━━ Listed records

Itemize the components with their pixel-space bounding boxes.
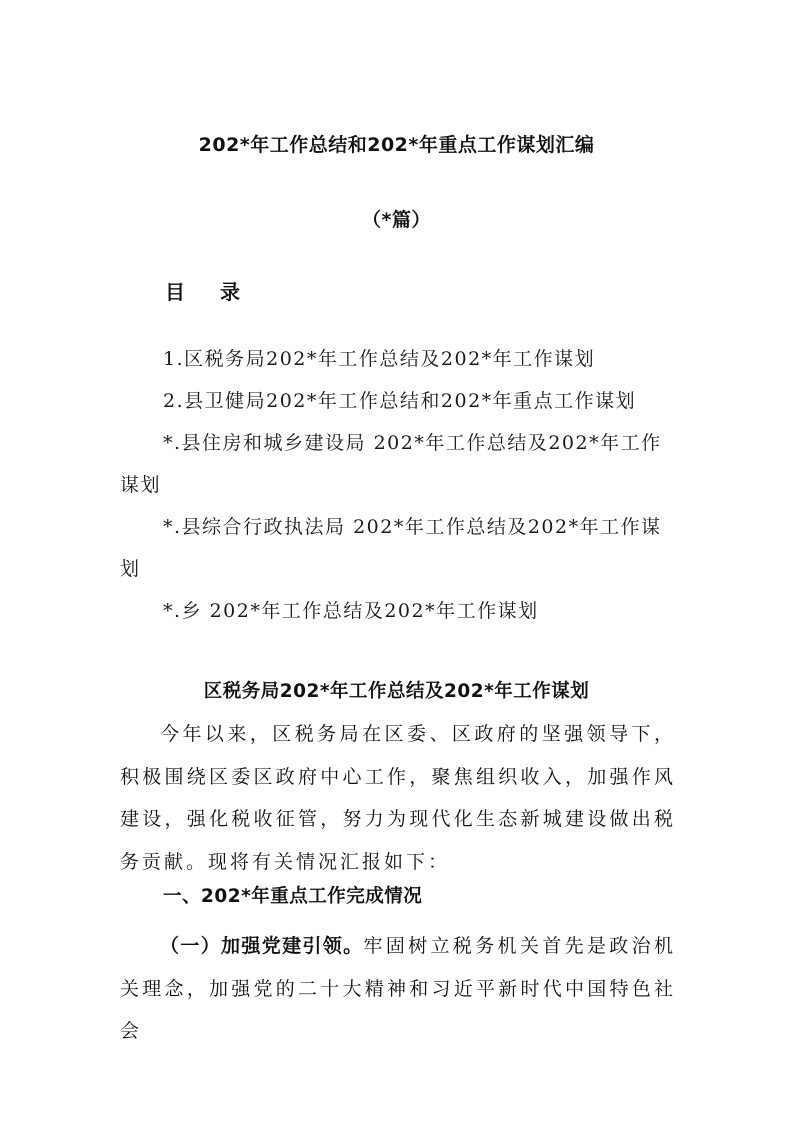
toc-item: *.县住房和城乡建设局 202*年工作总结及202*年工作谋划 (120, 432, 662, 496)
table-of-contents (120, 338, 680, 632)
toc-item: 1.区税务局202*年工作总结及202*年工作谋划 (163, 348, 596, 370)
intro-paragraph: 今年以来，区税务局在区委、区政府的坚强领导下，积极围绕区委区政府中心工作，聚焦组织收入，加强作风建设，强化税收征管，努力为现代化生态新城建设做出税务贡献。现将有关情况汇报如下： (120, 723, 676, 873)
document-subtitle: （*篇） (362, 209, 431, 231)
toc-item: *.乡 202*年工作总结及202*年工作谋划 (163, 600, 539, 622)
toc-item: *.县综合行政执法局 202*年工作总结及202*年工作谋划 (120, 516, 662, 580)
section-heading-1: 一、202*年重点工作完成情况 (163, 886, 423, 907)
toc-heading: 目 录 (165, 280, 254, 304)
toc-item: 2.县卫健局202*年工作总结和202*年重点工作谋划 (163, 390, 637, 412)
document-title: 202*年工作总结和202*年重点工作谋划汇编 (198, 134, 595, 156)
section-title: 区税务局202*年工作总结及202*年工作谋划 (203, 681, 590, 702)
paragraph-text: 牢固树立税务机关首先是政治机关理念，加强党的二十大精神和习近平新时代中国特色社会 (120, 935, 676, 1042)
body-paragraph (120, 925, 676, 1053)
paragraph-lead: （一）加强党建引领。 (160, 935, 364, 957)
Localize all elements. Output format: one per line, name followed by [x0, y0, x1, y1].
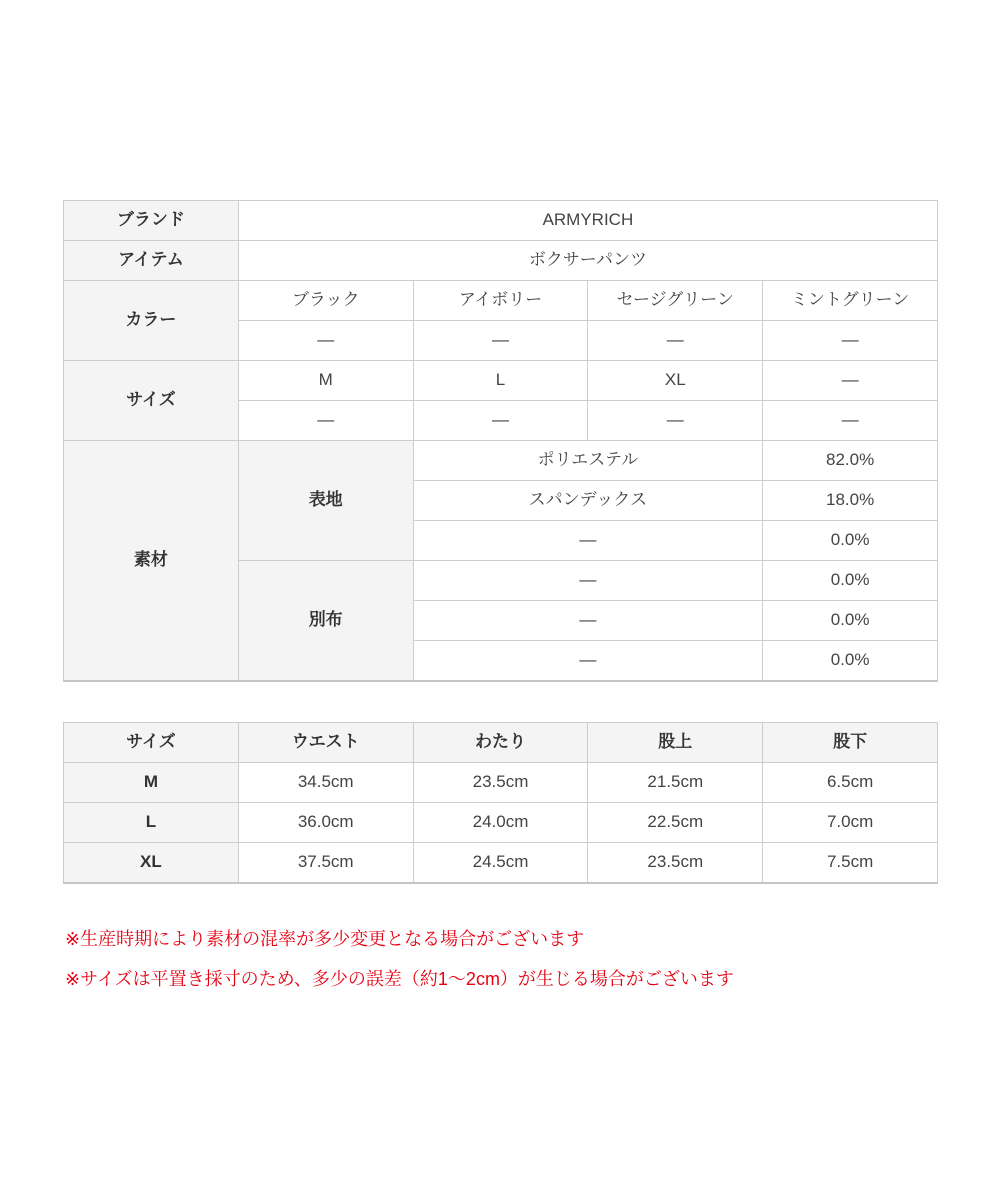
- size-chart-cell: 7.0cm: [763, 803, 938, 843]
- size-value: M: [238, 361, 413, 401]
- size-chart-table: [63, 722, 938, 884]
- product-spec-table: [63, 200, 938, 682]
- size-chart-cell: 22.5cm: [588, 803, 763, 843]
- size-chart-row-xl: [64, 843, 938, 884]
- material-row: [64, 441, 938, 481]
- color-value: —: [588, 321, 763, 361]
- note-measurement-tolerance: ※サイズは平置き採寸のため、多少の誤差（約1〜2cm）が生じる場合がございます: [65, 969, 734, 989]
- size-chart-size-cell: XL: [64, 843, 239, 884]
- size-value: L: [413, 361, 588, 401]
- material-percent: 0.0%: [763, 521, 938, 561]
- size-chart-cell: 34.5cm: [238, 763, 413, 803]
- note-material-variation: ※生産時期により素材の混率が多少変更となる場合がございます: [65, 929, 585, 949]
- size-value: —: [413, 401, 588, 441]
- size-chart-cell: 6.5cm: [763, 763, 938, 803]
- item-row: [64, 241, 938, 281]
- color-value: ブラック: [238, 281, 413, 321]
- material-percent: 0.0%: [763, 601, 938, 641]
- size-value: —: [763, 361, 938, 401]
- size-row: [64, 361, 938, 401]
- color-label: カラー: [64, 281, 239, 361]
- size-chart-header: わたり: [413, 723, 588, 763]
- material-percent: 82.0%: [763, 441, 938, 481]
- material-name: —: [413, 641, 763, 682]
- brand-value: ARMYRICH: [238, 201, 937, 241]
- material-percent: 0.0%: [763, 561, 938, 601]
- material-percent: 0.0%: [763, 641, 938, 682]
- material-name: —: [413, 601, 763, 641]
- size-chart-cell: 7.5cm: [763, 843, 938, 884]
- size-value: —: [588, 401, 763, 441]
- size-chart-header: ウエスト: [238, 723, 413, 763]
- disclaimer-notes: [63, 926, 1000, 992]
- material-group-outer-label: 表地: [238, 441, 413, 561]
- size-chart-cell: 36.0cm: [238, 803, 413, 843]
- size-value: —: [763, 401, 938, 441]
- color-value: —: [413, 321, 588, 361]
- brand-row: [64, 201, 938, 241]
- size-chart-header: 股下: [763, 723, 938, 763]
- material-group-other-label: 別布: [238, 561, 413, 682]
- material-name: —: [413, 521, 763, 561]
- size-chart-row-m: [64, 763, 938, 803]
- color-value: ミントグリーン: [763, 281, 938, 321]
- material-name: ポリエステル: [413, 441, 763, 481]
- color-value: —: [238, 321, 413, 361]
- size-chart-size-cell: L: [64, 803, 239, 843]
- size-chart-cell: 24.5cm: [413, 843, 588, 884]
- color-value: —: [763, 321, 938, 361]
- size-value: —: [238, 401, 413, 441]
- material-name: スパンデックス: [413, 481, 763, 521]
- size-label: サイズ: [64, 361, 239, 441]
- brand-label: ブランド: [64, 201, 239, 241]
- size-chart-row-l: [64, 803, 938, 843]
- color-value: セージグリーン: [588, 281, 763, 321]
- size-chart-cell: 23.5cm: [588, 843, 763, 884]
- color-value: アイボリー: [413, 281, 588, 321]
- size-chart-header: サイズ: [64, 723, 239, 763]
- material-name: —: [413, 561, 763, 601]
- size-chart-header: 股上: [588, 723, 763, 763]
- item-label: アイテム: [64, 241, 239, 281]
- size-chart-header-row: [64, 723, 938, 763]
- item-value: ボクサーパンツ: [238, 241, 937, 281]
- size-chart-cell: 37.5cm: [238, 843, 413, 884]
- size-value: XL: [588, 361, 763, 401]
- size-chart-cell: 21.5cm: [588, 763, 763, 803]
- size-chart-size-cell: M: [64, 763, 239, 803]
- material-percent: 18.0%: [763, 481, 938, 521]
- size-chart-cell: 24.0cm: [413, 803, 588, 843]
- size-chart-cell: 23.5cm: [413, 763, 588, 803]
- material-label: 素材: [64, 441, 239, 682]
- color-row: [64, 281, 938, 321]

━━━━

• [Given exercise]
Could you arrange the lines, starting with the one containing "- size-chart-cell: 7.0cm: [763, 803, 938, 843]" and going on through the one containing "- size-value: L: [413, 361, 588, 401]", as a JSON list of strings, one string per line and any blank lines omitted?

• [Answer to the task]
[
  "- size-chart-cell: 7.0cm: [763, 803, 938, 843]",
  "- size-value: M: [238, 361, 413, 401]",
  "- size-chart-table: [63, 722, 938, 884]",
  "- product-spec-table: [63, 200, 938, 682]",
  "- size-chart-cell: 22.5cm: [588, 803, 763, 843]",
  "- size-chart-row-xl: [64, 843, 938, 884]",
  "- material-row: [64, 441, 938, 481]",
  "- color-value: —: [588, 321, 763, 361]",
  "- note-measurement-tolerance: ※サイズは平置き採寸のため、多少の誤差（約1〜2cm）が生じる場合がございます: [65, 969, 734, 989]",
  "- size-chart-size-cell: XL: [64, 843, 239, 884]",
  "- size-value: L: [413, 361, 588, 401]"
]